___ Input ___

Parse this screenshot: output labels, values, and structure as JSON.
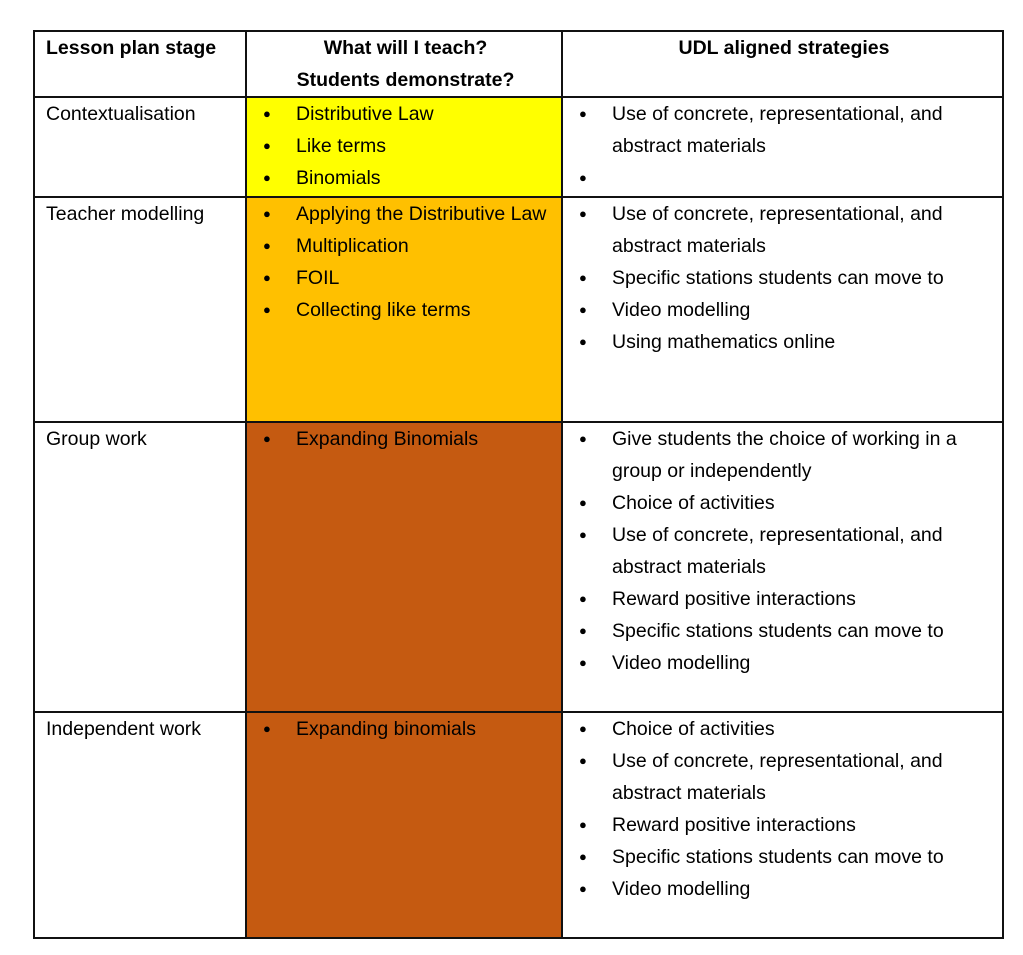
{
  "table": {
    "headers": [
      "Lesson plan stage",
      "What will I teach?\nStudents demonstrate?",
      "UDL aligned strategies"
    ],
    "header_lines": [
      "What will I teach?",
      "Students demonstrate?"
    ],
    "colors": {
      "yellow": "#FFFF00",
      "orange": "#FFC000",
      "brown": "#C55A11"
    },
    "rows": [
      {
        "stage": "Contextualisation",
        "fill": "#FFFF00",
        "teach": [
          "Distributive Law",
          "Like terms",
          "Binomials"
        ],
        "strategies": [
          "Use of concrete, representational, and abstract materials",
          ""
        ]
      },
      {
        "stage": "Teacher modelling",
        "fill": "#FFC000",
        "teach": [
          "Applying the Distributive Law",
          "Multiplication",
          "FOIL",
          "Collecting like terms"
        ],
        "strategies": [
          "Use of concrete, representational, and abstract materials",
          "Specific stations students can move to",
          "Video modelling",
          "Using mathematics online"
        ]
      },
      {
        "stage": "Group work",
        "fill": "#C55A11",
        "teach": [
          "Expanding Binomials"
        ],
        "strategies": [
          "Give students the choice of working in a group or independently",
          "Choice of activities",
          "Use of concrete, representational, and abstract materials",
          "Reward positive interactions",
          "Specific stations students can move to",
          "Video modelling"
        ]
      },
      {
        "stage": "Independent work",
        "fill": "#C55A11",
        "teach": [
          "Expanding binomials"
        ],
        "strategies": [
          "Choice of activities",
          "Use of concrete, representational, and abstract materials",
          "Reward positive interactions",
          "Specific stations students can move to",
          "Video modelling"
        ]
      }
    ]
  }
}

___
___ Input ___

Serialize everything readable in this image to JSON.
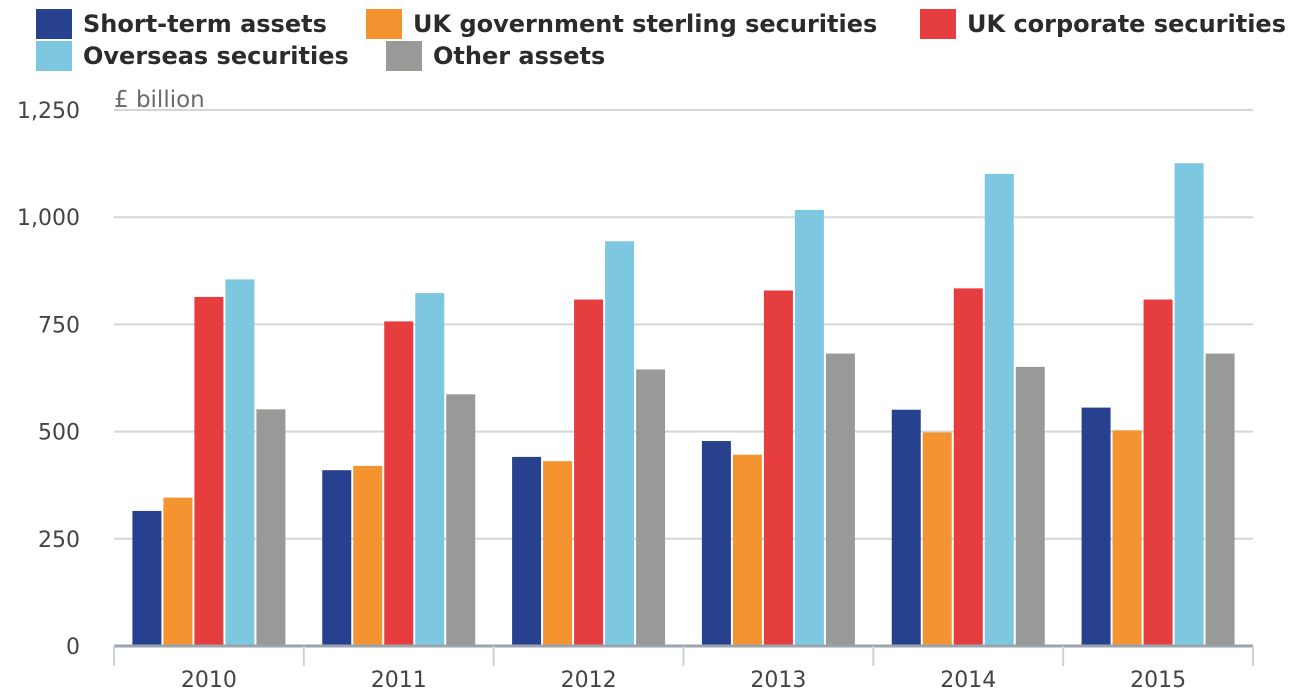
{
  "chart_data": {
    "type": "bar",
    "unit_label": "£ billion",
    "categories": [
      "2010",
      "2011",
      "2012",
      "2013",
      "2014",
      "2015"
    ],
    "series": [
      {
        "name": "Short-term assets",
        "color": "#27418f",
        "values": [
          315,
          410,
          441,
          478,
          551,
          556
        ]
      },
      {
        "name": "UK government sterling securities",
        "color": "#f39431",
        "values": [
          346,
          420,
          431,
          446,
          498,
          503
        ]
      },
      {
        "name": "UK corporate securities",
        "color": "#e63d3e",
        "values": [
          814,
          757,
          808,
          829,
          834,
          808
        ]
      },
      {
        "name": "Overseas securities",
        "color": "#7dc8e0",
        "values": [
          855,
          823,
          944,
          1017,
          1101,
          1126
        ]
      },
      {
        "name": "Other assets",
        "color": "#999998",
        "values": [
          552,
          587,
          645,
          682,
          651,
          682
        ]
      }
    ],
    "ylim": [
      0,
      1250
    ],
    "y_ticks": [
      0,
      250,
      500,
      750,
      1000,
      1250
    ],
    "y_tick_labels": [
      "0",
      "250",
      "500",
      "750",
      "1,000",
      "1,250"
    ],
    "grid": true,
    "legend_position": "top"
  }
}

___

### What you are asked to do
Above are the records. Identify each line that contains the word "will".

### Reply
      "What will I teach?\nStudents demonstrate?",
      "What will I teach?",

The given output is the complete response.